= Short problem =
Write the next part of the passage on John Salley's acting and broadcasting career, picking up right after its last sentence.

= Document passage =
**********

He also appeared in the movie Confessions of a Shopaholic in 2009 as a member of the shopaholic help group (playing a retired NBA player) and had a bit role as a pimp in the blaxploitation spoof Black Dynamite.

Salley appeared in the Disney Channel original movie, The Ultimate Christmas Present, as a tall elf.

In 2018, Salley appeared in the Netflix original movie, Nappily Ever After, starring Sanaa Lathan.

In 2022, Salley appears in Sneakerella as a famous sneaker maker and former basketball star.

Television
In the fall of 1998, Salley hosted the game show I Can't Believe You Said That, which aired on the Fox Family Channel. During that time, he also guest-starred as a panelist on Hollywood Squares and Match Game.

In 2000, he appeared as himself in an episode of Sabrina the Teenage Witch. Appearing in the episode titled "Welcome Back Duke”. In the credits his character's name was just NBA player.

In 2001, he appeared as himself on a special TV Hosts episode of Weakest Link where he was the first contestant voted off.

In 2005, he appeared in the television series Noah's Arc as Victor.

He was one of the hosts of The Best Damn Sports Show Period on Fox Sports Network. Salley hosted The John Salley Block Party, a radio morning show on Los Angeles station 100.3 The Beat from 2005 – 2006.

For a short time, Salley provided analysis for NBC's NBA Showtime.

Salley has also hosted VH1's Basketball Wives (2010–2012) and Basketball Wives LA (2011, 2012, 2014, 2015) Reunion Specials.Starting from 2019, Salley reprised his role of Fletcher in the Bad Boys spinoff TV series LA's Finest.

Guest appearances
In 2001, he made an appearance in the Luther Vandross music video, "Take You Out". He also appeared on a celebrity episode of Weakest Link that same year and was voted off in the first round.

In 2004, he was part of the panel of celebrity judges in the TBS Superstation show He's a Lady.

In 2006, Salley was named the Commissioner of the American Basketball Association.

**********

= Provided information =
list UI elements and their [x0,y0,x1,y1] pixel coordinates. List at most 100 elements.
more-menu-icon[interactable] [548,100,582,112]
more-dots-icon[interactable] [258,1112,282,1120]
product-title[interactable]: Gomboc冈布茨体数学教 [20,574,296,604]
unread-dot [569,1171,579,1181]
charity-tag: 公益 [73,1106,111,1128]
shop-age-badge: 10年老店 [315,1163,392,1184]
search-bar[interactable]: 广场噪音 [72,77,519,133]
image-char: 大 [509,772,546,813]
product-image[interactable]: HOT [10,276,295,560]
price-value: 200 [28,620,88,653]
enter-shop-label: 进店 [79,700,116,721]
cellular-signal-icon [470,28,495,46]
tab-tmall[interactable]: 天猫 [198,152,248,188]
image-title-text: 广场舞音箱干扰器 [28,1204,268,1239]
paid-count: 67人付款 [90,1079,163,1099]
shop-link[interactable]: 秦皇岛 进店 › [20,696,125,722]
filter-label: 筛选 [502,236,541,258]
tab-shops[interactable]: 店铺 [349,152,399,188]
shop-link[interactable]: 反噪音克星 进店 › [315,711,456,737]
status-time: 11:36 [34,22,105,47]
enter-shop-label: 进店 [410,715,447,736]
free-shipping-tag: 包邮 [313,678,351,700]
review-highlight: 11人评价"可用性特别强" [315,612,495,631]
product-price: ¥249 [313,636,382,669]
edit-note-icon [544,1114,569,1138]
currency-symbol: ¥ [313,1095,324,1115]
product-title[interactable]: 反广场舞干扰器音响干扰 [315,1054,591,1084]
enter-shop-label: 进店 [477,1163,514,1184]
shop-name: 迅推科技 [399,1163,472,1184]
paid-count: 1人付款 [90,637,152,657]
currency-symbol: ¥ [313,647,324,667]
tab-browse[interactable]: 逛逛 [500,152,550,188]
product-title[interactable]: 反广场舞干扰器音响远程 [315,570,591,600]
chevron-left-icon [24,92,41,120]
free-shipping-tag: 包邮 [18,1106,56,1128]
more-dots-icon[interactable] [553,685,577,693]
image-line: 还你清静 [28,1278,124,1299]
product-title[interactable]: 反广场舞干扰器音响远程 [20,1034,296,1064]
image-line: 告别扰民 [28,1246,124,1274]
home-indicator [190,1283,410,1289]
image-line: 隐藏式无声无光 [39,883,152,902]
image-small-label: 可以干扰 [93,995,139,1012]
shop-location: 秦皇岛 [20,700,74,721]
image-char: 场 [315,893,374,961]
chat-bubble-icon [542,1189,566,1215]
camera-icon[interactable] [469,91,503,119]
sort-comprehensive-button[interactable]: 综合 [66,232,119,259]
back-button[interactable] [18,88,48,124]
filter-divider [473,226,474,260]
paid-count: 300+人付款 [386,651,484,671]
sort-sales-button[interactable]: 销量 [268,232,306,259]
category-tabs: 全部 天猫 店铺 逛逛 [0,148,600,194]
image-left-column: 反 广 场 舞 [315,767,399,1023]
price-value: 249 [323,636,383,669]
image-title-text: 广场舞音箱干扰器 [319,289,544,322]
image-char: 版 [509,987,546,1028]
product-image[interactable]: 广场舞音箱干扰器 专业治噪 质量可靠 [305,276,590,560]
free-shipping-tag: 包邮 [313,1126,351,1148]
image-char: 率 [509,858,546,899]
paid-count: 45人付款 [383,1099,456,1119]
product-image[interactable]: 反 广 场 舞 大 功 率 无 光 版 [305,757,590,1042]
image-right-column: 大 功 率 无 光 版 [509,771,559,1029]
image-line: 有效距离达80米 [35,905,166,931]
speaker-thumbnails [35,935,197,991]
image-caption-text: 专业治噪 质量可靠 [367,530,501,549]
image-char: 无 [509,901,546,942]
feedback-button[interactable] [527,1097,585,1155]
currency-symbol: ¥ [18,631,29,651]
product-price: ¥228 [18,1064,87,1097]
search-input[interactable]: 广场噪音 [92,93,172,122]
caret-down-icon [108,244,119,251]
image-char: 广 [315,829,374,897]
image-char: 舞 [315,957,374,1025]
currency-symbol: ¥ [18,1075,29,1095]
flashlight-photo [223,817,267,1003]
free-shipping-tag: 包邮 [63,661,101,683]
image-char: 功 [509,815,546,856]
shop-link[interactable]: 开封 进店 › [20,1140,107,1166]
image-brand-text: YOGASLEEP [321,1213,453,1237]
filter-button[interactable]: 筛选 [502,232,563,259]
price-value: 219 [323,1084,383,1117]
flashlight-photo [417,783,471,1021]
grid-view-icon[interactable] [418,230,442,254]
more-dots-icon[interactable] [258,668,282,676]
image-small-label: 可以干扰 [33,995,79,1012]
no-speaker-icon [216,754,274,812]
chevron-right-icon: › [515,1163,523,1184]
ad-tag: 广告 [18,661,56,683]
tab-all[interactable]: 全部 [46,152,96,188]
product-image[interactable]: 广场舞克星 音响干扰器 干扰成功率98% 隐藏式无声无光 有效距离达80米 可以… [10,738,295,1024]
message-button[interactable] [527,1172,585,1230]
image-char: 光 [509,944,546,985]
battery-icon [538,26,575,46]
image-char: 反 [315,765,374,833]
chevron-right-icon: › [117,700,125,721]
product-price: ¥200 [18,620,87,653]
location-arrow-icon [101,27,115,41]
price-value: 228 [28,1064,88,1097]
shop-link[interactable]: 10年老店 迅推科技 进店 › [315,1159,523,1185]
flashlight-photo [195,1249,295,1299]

**********

= Written reply =
In 2007, Salley appeared in the ABC reality television series Fast Cars and Superstars: The Gillette Young Guns Celebrity Race, featuring a dozen celebrities in a stock car racing competition. In the first round of competition, Salley matched up against professional wrestler John Cena and tennis star Serena Williams. Salley also became the host of the BET show Ballers.

Salley joined the cast of the reality competition show I'm a Celebrity…Get Me out of Here!, which premiered on June 1, 2009. He came in third place behind winner Lou Diamond Phillips and runner-up Torrie Wilson.

Salley hosted a podcast on Adam Carolla's ACE Broadcasting Network with sportswriter Kevin Hench entitled Spider and the Henchman. The show was canceled on March 18, 2011.

In 2012, he appeared as a celebrity judge on RuPaul's Drag Race (season 4, episode 2).

On an episode of Bravo's Millionaire Matchmaker ("The NFL Kicker and the Workaholic", aired March 12, 2013), he acted as a consultant to Patti Stanger to help one of her clients (an ex-NFL player) become less of a "playa" and find a woman to settle down with.

 Vegan activism and wellness career 
Salley is a vegan activist and has appeared on PETA's testimonial videos, as well as in promoting alternatives to practices of massive factory farming.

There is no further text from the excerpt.